**PROMPT:** Write the material out again exactly as it stands.

**TASK INPUT:**
%%

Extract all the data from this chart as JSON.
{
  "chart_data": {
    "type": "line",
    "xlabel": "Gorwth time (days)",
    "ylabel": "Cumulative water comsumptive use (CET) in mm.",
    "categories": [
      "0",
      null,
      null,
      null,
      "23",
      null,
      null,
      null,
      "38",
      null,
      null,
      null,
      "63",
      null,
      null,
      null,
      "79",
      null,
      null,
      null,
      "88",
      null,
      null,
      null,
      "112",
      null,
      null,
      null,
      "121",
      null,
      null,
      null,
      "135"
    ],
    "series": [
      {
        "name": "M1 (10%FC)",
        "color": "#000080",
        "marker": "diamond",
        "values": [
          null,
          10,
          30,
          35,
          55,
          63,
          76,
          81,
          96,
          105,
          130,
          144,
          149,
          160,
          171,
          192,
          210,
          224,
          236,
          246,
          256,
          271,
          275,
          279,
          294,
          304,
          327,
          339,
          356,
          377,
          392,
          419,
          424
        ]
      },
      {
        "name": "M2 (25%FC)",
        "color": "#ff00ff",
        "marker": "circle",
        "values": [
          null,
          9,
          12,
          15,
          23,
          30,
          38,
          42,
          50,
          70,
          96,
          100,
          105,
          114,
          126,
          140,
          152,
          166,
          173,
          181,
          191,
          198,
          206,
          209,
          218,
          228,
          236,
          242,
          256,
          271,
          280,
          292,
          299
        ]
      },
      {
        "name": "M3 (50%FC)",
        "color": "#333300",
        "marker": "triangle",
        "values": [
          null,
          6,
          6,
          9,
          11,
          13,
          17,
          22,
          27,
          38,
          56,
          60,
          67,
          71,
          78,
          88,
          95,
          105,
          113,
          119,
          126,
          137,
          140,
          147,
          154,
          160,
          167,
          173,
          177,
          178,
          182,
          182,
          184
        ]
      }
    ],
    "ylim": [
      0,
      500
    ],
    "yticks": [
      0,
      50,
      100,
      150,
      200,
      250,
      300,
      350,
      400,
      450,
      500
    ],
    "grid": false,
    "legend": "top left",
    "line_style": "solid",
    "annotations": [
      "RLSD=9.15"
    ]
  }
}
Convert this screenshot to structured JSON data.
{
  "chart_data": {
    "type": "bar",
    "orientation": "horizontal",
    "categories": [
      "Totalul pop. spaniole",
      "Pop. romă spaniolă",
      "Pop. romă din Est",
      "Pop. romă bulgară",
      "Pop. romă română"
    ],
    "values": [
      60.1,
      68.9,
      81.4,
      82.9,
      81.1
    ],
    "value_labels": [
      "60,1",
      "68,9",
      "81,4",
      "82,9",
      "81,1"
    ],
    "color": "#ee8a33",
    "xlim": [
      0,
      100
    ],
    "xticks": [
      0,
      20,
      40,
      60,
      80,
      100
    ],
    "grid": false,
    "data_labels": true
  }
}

%%

**THE RESULT:**
Extract all the data from this chart as JSON.
{
  "chart_data": {
    "type": "line",
    "xlabel": "Gorwth time (days)",
    "ylabel": "Cumulative water comsumptive use (CET) in mm.",
    "categories": [
      "0",
      null,
      null,
      null,
      "23",
      null,
      null,
      null,
      "38",
      null,
      null,
      null,
      "63",
      null,
      null,
      null,
      "79",
      null,
      null,
      null,
      "88",
      null,
      null,
      null,
      "112",
      null,
      null,
      null,
      "121",
      null,
      null,
      null,
      "135"
    ],
    "series": [
      {
        "name": "M1 (10%FC)",
        "color": "#000080",
        "marker": "diamond",
        "values": [
          null,
          10,
          30,
          35,
          55,
          63,
          76,
          81,
          96,
          105,
          130,
          144,
          149,
          160,
          171,
          192,
          210,
          224,
          236,
          246,
          256,
          271,
          275,
          279,
          294,
          304,
          327,
          339,
          356,
          377,
          392,
          419,
          424
        ]
      },
      {
        "name": "M2 (25%FC)",
        "color": "#ff00ff",
        "marker": "circle",
        "values": [
          null,
          9,
          12,
          15,
          23,
          30,
          38,
          42,
          50,
          70,
          96,
          100,
          105,
          114,
          126,
          140,
          152,
          166,
          173,
          181,
          191,
          198,
          206,
          209,
          218,
          228,
          236,
          242,
          256,
          271,
          280,
          292,
          299
        ]
      },
      {
        "name": "M3 (50%FC)",
        "color": "#333300",
        "marker": "triangle",
        "values": [
          null,
          6,
          6,
          9,
          11,
          13,
          17,
          22,
          27,
          38,
          56,
          60,
          67,
          71,
          78,
          88,
          95,
          105,
          113,
          119,
          126,
          137,
          140,
          147,
          154,
          160,
          167,
          173,
          177,
          178,
          182,
          182,
          184
        ]
      }
    ],
    "ylim": [
      0,
      500
    ],
    "yticks": [
      0,
      50,
      100,
      150,
      200,
      250,
      300,
      350,
      400,
      450,
      500
    ],
    "grid": false,
    "legend": "top left",
    "line_style": "solid",
    "annotations": [
      "RLSD=9.15"
    ]
  }
}
Convert this screenshot to structured JSON data.
{
  "chart_data": {
    "type": "bar",
    "orientation": "horizontal",
    "categories": [
      "Totalul pop. spaniole",
      "Pop. romă spaniolă",
      "Pop. romă din Est",
      "Pop. romă bulgară",
      "Pop. romă română"
    ],
    "values": [
      60.1,
      68.9,
      81.4,
      82.9,
      81.1
    ],
    "value_labels": [
      "60,1",
      "68,9",
      "81,4",
      "82,9",
      "81,1"
    ],
    "color": "#ee8a33",
    "xlim": [
      0,
      100
    ],
    "xticks": [
      0,
      20,
      40,
      60,
      80,
      100
    ],
    "grid": false,
    "data_labels": true
  }
}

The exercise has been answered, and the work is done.